[Goal] Render this sentence from the passage on integrated STEM teaching in Spanish: "In the case of mathematics and technology, it is critical that these subjects are not limited to tools in the service of data collection and analysis."
[Text shown start]
Given the need for disciplinary knowledge to be activated and applied in integrated STEM lessons, there is a strong argument for a multidisciplinary approach where students have opportunities to both learn the content and connect that content to an authentic problem. Implicit connections are not enough; observations of instruction should yield clear and explicit discussion orchestrated by the teacher to facilitate students’ understanding of the connections across the disciplines. The inter-relationships among the disciplines are complex and require teaching STEM content in deliberate and purposeful ways so that students understand how STEM content is conceptually linked. In the case of mathematics and technology, it is critical that these subjects are not limited to tools in the service of data collection and analysis. When appropriate, curriculum developers and teachers should engage students in higher cognitive demand practices and explicit sensemaking through mathematical and technology-assisted modeling. While the literature related to modeling in physics is more robust (e.g., Hestenes, 2010), modeling literature also exists in other scientific disciplines that can be used to guide higher quality mathematics integration (e.g., Lazenby & Becker, 2019; Schuchardt & Schunn, 2016; Zhao & Schuchardt, 2021). Engagement in these data and mathematical practices, as practiced by STEM professionals, is a STEM-specific approach to technology integration.
[Text shown end]
[Data lines start]
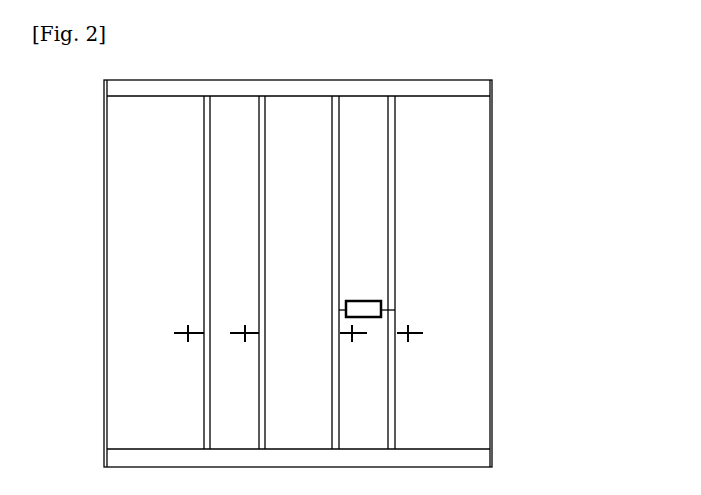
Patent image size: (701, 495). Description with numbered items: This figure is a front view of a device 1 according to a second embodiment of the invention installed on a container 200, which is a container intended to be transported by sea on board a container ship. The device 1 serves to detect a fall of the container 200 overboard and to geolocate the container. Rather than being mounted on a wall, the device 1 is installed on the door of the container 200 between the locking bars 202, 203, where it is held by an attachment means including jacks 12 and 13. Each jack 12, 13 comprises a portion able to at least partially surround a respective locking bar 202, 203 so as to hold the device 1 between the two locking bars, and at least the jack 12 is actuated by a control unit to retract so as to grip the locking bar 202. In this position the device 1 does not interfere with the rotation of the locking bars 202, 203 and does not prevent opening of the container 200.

The container 200 is at (492, 132).
The locking bar 202 is at (345, 205).
The locking bar 203 is at (396, 368).
The device 1 is at (365, 301).
The jack 13 is at (395, 310).
The jack 12 is at (342, 318).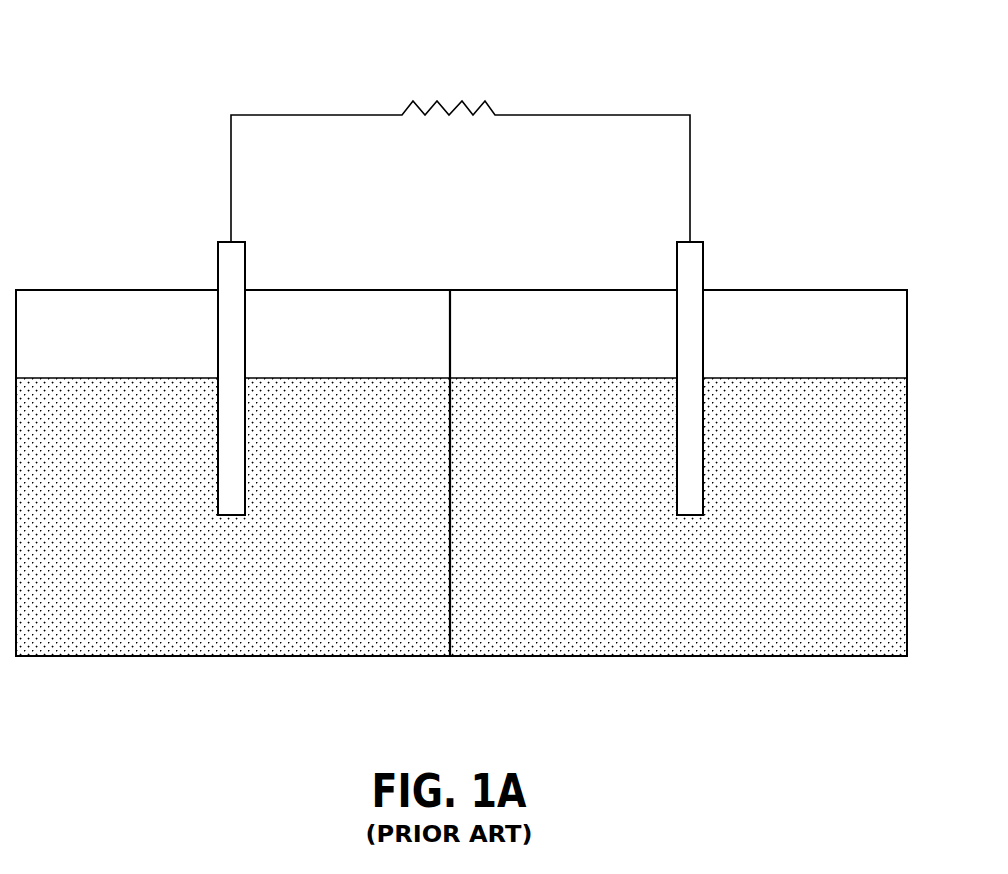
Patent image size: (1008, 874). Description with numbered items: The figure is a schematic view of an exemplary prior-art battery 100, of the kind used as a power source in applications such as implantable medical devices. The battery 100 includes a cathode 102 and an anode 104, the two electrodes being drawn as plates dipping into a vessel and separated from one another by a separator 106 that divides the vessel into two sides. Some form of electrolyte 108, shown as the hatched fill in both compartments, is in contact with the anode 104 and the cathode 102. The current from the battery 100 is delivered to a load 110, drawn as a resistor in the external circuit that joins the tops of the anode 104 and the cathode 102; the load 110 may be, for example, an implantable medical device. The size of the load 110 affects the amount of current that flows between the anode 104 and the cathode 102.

The battery 100 is at (74, 90).
The cathode 102 is at (218, 261).
The anode 104 is at (703, 260).
The separator 106 is at (458, 622).
The electrolyte 108 is at (366, 575).
The load 110 is at (464, 85).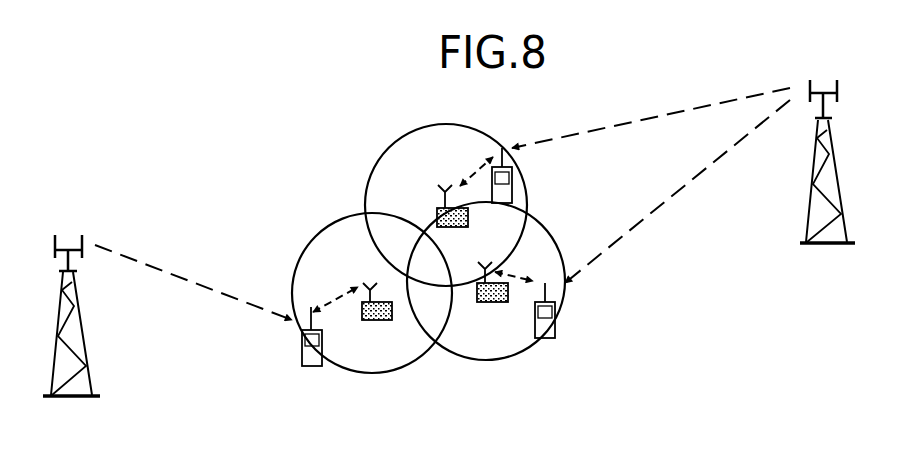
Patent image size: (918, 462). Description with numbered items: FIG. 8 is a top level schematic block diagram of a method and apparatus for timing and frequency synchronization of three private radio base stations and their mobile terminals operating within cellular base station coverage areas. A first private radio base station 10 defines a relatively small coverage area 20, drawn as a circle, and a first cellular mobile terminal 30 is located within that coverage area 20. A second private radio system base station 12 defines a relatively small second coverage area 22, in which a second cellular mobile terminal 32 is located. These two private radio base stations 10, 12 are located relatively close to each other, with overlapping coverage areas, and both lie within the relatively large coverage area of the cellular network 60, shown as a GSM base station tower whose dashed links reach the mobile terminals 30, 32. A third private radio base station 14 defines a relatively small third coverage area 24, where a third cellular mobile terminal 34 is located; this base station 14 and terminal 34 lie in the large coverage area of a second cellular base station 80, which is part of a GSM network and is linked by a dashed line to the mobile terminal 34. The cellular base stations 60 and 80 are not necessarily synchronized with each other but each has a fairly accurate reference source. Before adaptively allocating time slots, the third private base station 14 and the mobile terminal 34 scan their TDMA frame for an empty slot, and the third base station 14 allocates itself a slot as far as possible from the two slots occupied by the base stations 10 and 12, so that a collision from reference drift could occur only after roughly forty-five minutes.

The first private radio base station 10 is at (468, 222).
The second private radio system base station 12 is at (507, 302).
The third private radio base station 14 is at (366, 320).
The coverage area 20 is at (471, 148).
The second coverage area 22 is at (546, 247).
The third coverage area 24 is at (362, 364).
The first cellular mobile terminal 30 is at (519, 195).
The second cellular mobile terminal 32 is at (555, 330).
The third cellular mobile terminal 34 is at (302, 363).
The cellular network 60 is at (843, 193).
The second cellular base station 80 is at (85, 345).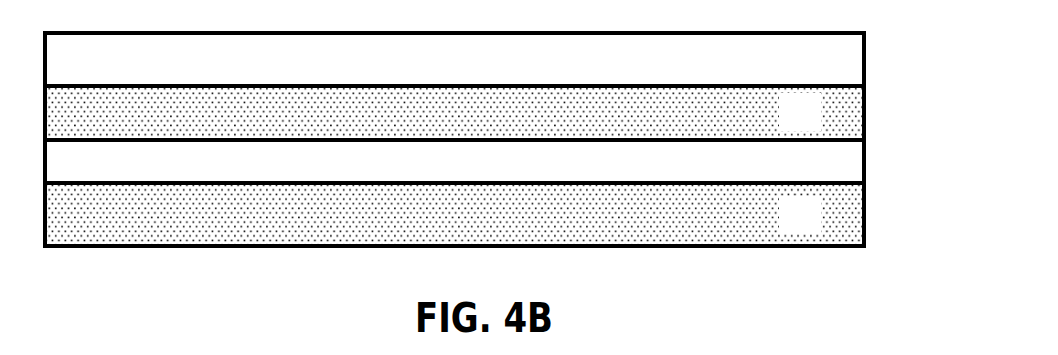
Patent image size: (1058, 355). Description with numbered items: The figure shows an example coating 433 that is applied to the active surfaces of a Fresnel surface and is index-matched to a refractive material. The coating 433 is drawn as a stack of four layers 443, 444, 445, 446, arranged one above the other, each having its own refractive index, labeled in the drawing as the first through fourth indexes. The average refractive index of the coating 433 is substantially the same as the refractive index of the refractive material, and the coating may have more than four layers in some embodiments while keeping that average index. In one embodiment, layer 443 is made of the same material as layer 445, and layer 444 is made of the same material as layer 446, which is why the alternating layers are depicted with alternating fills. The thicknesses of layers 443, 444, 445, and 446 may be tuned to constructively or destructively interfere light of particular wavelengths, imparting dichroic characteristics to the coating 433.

The coating 433 is at (503, 140).
The layer 443 is at (451, 72).
The layer 444 is at (451, 122).
The layer 445 is at (451, 172).
The layer 446 is at (451, 224).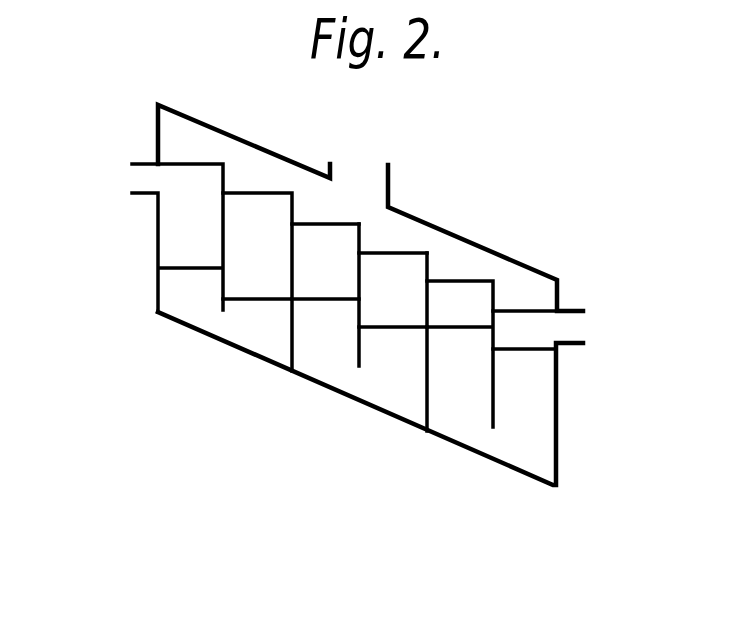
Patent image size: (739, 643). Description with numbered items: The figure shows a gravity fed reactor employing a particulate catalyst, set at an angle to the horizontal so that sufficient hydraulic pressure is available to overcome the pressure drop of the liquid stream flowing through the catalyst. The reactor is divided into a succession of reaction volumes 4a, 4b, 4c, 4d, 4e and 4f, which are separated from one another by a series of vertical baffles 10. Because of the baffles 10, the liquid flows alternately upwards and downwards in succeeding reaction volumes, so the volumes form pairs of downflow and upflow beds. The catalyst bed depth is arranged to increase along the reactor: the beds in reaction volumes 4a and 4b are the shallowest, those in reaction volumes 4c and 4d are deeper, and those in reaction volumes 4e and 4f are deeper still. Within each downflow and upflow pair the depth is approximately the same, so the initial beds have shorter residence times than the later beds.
[Data lines end]
[Solution to this problem] En el caso de las matemáticas y la tecnología, es fundamental que estas materias no se limiten a ser herramientas al servicio de la recolección y el análisis de datos.